**What to work on:** Narrow the data below down to the lines containing "series".

**Dataset listings of figures:**
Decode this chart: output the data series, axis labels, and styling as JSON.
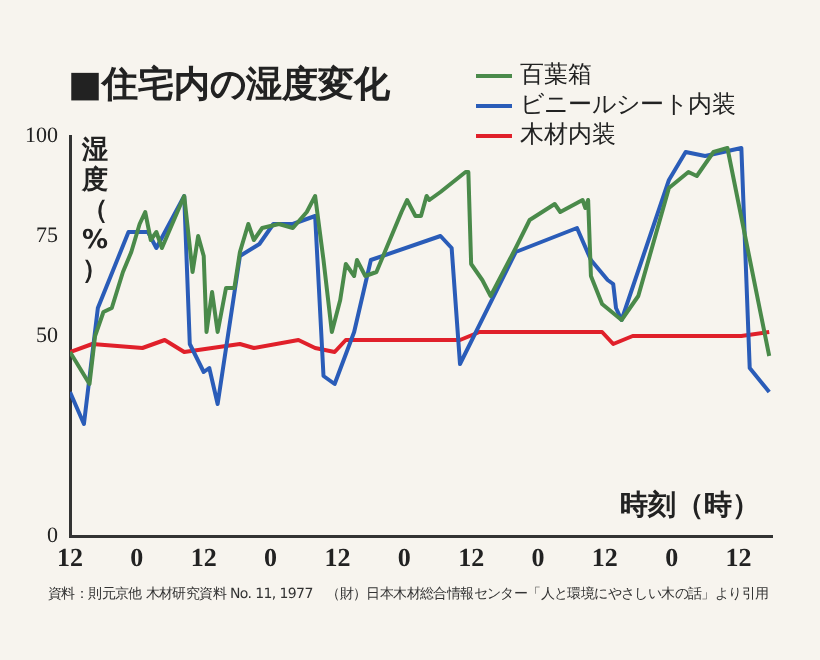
{
  "chart_data": {
    "type": "line",
    "title": "■住宅内の湿度変化",
    "xlabel": "時刻（時）",
    "ylabel": "湿度（%）",
    "legend": "top right",
    "marker": "none",
    "xlim": [
      "--01-01T12:00",
      "--01-06T18:00"
    ],
    "xticks": [
      {
        "value": "--01-01T12:00",
        "label": "12"
      },
      {
        "value": "--01-02T00:00",
        "label": "0"
      },
      {
        "value": "--01-02T12:00",
        "label": "12"
      },
      {
        "value": "--01-03T00:00",
        "label": "0"
      },
      {
        "value": "--01-03T12:00",
        "label": "12"
      },
      {
        "value": "--01-04T00:00",
        "label": "0"
      },
      {
        "value": "--01-04T12:00",
        "label": "12"
      },
      {
        "value": "--01-05T00:00",
        "label": "0"
      },
      {
        "value": "--01-05T12:00",
        "label": "12"
      },
      {
        "value": "--01-06T00:00",
        "label": "0"
      },
      {
        "value": "--01-06T12:00",
        "label": "12"
      }
    ],
    "ylim": [
      0,
      100
    ],
    "yticks": [
      0,
      50,
      75,
      100
    ],
    "series": [
      {
        "name": "百葉箱",
        "color": "#4a8a4a",
        "x": [
          "--01-01T12:00",
          "--01-01T15:30",
          "--01-01T16:30",
          "--01-01T18:00",
          "--01-01T19:30",
          "--01-01T21:30",
          "--01-01T23:00",
          "--01-02T00:30",
          "--01-02T01:30",
          "--01-02T02:30",
          "--01-02T03:30",
          "--01-02T04:30",
          "--01-02T08:30",
          "--01-02T10:00",
          "--01-02T11:00",
          "--01-02T12:00",
          "--01-02T12:30",
          "--01-02T13:30",
          "--01-02T14:30",
          "--01-02T16:00",
          "--01-02T17:30",
          "--01-02T18:30",
          "--01-02T20:00",
          "--01-02T21:00",
          "--01-02T22:30",
          "--01-03T01:30",
          "--01-03T04:00",
          "--01-03T06:30",
          "--01-03T08:00",
          "--01-03T09:30",
          "--01-03T11:00",
          "--01-03T12:30",
          "--01-03T13:30",
          "--01-03T15:00",
          "--01-03T15:30",
          "--01-03T17:00",
          "--01-03T19:00",
          "--01-03T20:30",
          "--01-03T23:30",
          "--01-04T00:30",
          "--01-04T02:00",
          "--01-04T03:00",
          "--01-04T04:00",
          "--01-04T04:30",
          "--01-04T06:30",
          "--01-04T11:00",
          "--01-04T11:30",
          "--01-04T12:00",
          "--01-04T13:00",
          "--01-04T14:00",
          "--01-04T15:30",
          "--01-04T20:00",
          "--01-04T22:30",
          "--01-05T03:00",
          "--01-05T04:00",
          "--01-05T08:00",
          "--01-05T08:30",
          "--01-05T09:00",
          "--01-05T09:30",
          "--01-05T11:30",
          "--01-05T15:00",
          "--01-05T18:00",
          "--01-05T23:30",
          "--01-06T03:00",
          "--01-06T04:30",
          "--01-06T07:30",
          "--01-06T10:00",
          "--01-06T17:30"
        ],
        "values": [
          46,
          38,
          50,
          56,
          57,
          66,
          71,
          78,
          81,
          74,
          76,
          72,
          85,
          66,
          75,
          70,
          51,
          61,
          51,
          62,
          62,
          71,
          78,
          74,
          77,
          78,
          77,
          81,
          85,
          69,
          51,
          59,
          68,
          65,
          69,
          65,
          66,
          71,
          81,
          84,
          80,
          80,
          85,
          84,
          86,
          91,
          91,
          68,
          66,
          64,
          60,
          72,
          79,
          83,
          81,
          84,
          82,
          84,
          65,
          58,
          54,
          60,
          87,
          91,
          90,
          96,
          97,
          45
        ]
      },
      {
        "name": "ビニールシート内装",
        "color": "#2a5cb8",
        "x": [
          "--01-01T12:00",
          "--01-01T14:30",
          "--01-01T17:00",
          "--01-01T22:30",
          "--01-02T02:00",
          "--01-02T03:30",
          "--01-02T08:30",
          "--01-02T09:30",
          "--01-02T12:00",
          "--01-02T13:00",
          "--01-02T14:30",
          "--01-02T18:30",
          "--01-02T22:00",
          "--01-03T00:30",
          "--01-03T04:00",
          "--01-03T08:00",
          "--01-03T09:30",
          "--01-03T11:30",
          "--01-03T15:00",
          "--01-03T18:00",
          "--01-04T06:30",
          "--01-04T08:30",
          "--01-04T10:00",
          "--01-04T20:00",
          "--01-05T07:00",
          "--01-05T09:30",
          "--01-05T12:30",
          "--01-05T13:30",
          "--01-05T14:00",
          "--01-05T15:00",
          "--01-05T23:30",
          "--01-06T02:30",
          "--01-06T06:00",
          "--01-06T12:30",
          "--01-06T14:00",
          "--01-06T17:30"
        ],
        "values": [
          36,
          28,
          57,
          76,
          76,
          72,
          85,
          48,
          41,
          42,
          33,
          70,
          73,
          78,
          78,
          80,
          40,
          38,
          51,
          69,
          75,
          72,
          43,
          71,
          77,
          69,
          64,
          63,
          57,
          54,
          89,
          96,
          95,
          97,
          42,
          36
        ]
      },
      {
        "name": "木材内装",
        "color": "#e0202a",
        "x": [
          "--01-01T12:00",
          "--01-01T16:00",
          "--01-02T01:00",
          "--01-02T05:00",
          "--01-02T08:30",
          "--01-02T18:30",
          "--01-02T21:00",
          "--01-03T05:00",
          "--01-03T08:00",
          "--01-03T11:30",
          "--01-03T13:30",
          "--01-04T06:30",
          "--01-04T10:00",
          "--01-04T13:30",
          "--01-05T11:30",
          "--01-05T13:30",
          "--01-05T17:00",
          "--01-06T12:30",
          "--01-06T17:30"
        ],
        "values": [
          46,
          48,
          47,
          49,
          46,
          48,
          47,
          49,
          47,
          46,
          49,
          49,
          49,
          51,
          51,
          48,
          50,
          50,
          51
        ]
      }
    ],
    "annotations": [
      "資料：則元京他 木材研究資料 No. 11, 1977　（財）日本木材総合情報センター「人と環境にやさしい木の話」より引用"
    ]
  }
}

**Final result:**
Decode this chart: output the data series, axis labels, and styling as JSON.
    "series": [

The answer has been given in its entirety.